++++ Information supplied ++++

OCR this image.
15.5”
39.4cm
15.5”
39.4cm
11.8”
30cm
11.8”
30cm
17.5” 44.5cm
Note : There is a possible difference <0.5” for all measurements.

++++

(What the task requires): Write out all the entries exactly.

(Answer to this exercise):
OCR this image.
15.5”
39.4cm
15.5”
39.4cm
11.8”
30cm
11.8”
30cm
17.5” 44.5cm
Note : There is a possible difference <0.5” for all measurements.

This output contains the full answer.